◆ Exercise description
Write the records out again exactly, leaving no images in.

◆ Stored records
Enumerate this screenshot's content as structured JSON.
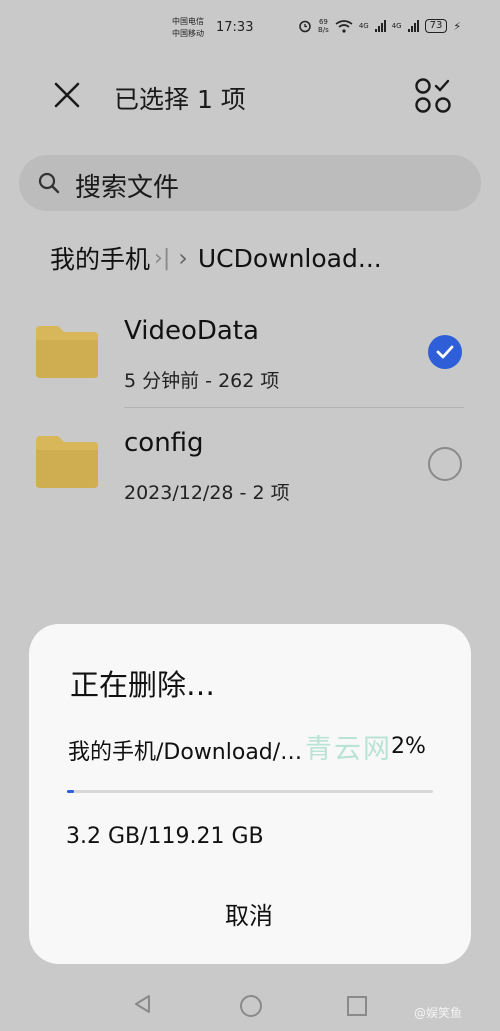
{
  "status_bar": {
    "carrier_1": "中国电信",
    "carrier_2": "中国移动",
    "time": "17:33",
    "speed_value": "69",
    "speed_unit": "B/s",
    "network_1": "4G",
    "network_2": "4G",
    "battery": "73"
  },
  "toolbar": {
    "title": "已选择 1 项"
  },
  "search": {
    "placeholder": "搜索文件"
  },
  "breadcrumb": {
    "root": "我的手机",
    "current": "UCDownload..."
  },
  "files": [
    {
      "name": "VideoData",
      "meta": "5 分钟前 - 262 项",
      "selected": true
    },
    {
      "name": "config",
      "meta": "2023/12/28 - 2 项",
      "selected": false
    }
  ],
  "dialog": {
    "title": "正在删除…",
    "path": "我的手机/Download/…",
    "percent": "2%",
    "progress": 0.02,
    "size": "3.2 GB/119.21 GB",
    "cancel_label": "取消",
    "watermark": "青云网"
  },
  "credit": "@娱笑鱼",
  "colors": {
    "accent": "#2e5fd8",
    "folder": "#d8b65a",
    "dim_background": "#c9c9c9"
  }
}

◆ Task solution
Enumerate this screenshot's content as structured JSON.
{
  "status_bar": {
    "carrier_1": "中国电信",
    "carrier_2": "中国移动",
    "time": "17:33",
    "speed_value": "69",
    "speed_unit": "B/s",
    "network_1": "4G",
    "network_2": "4G",
    "battery": "73"
  },
  "toolbar": {
    "title": "已选择 1 项"
  },
  "search": {
    "placeholder": "搜索文件"
  },
  "breadcrumb": {
    "root": "我的手机",
    "current": "UCDownload..."
  },
  "files": [
    {
      "name": "VideoData",
      "meta": "5 分钟前 - 262 项",
      "selected": true
    },
    {
      "name": "config",
      "meta": "2023/12/28 - 2 项",
      "selected": false
    }
  ],
  "dialog": {
    "title": "正在删除…",
    "path": "我的手机/Download/…",
    "percent": "2%",
    "progress": 0.02,
    "size": "3.2 GB/119.21 GB",
    "cancel_label": "取消",
    "watermark": "青云网"
  },
  "credit": "@娱笑鱼",
  "colors": {
    "accent": "#2e5fd8",
    "folder": "#d8b65a",
    "dim_background": "#c9c9c9"
  }
}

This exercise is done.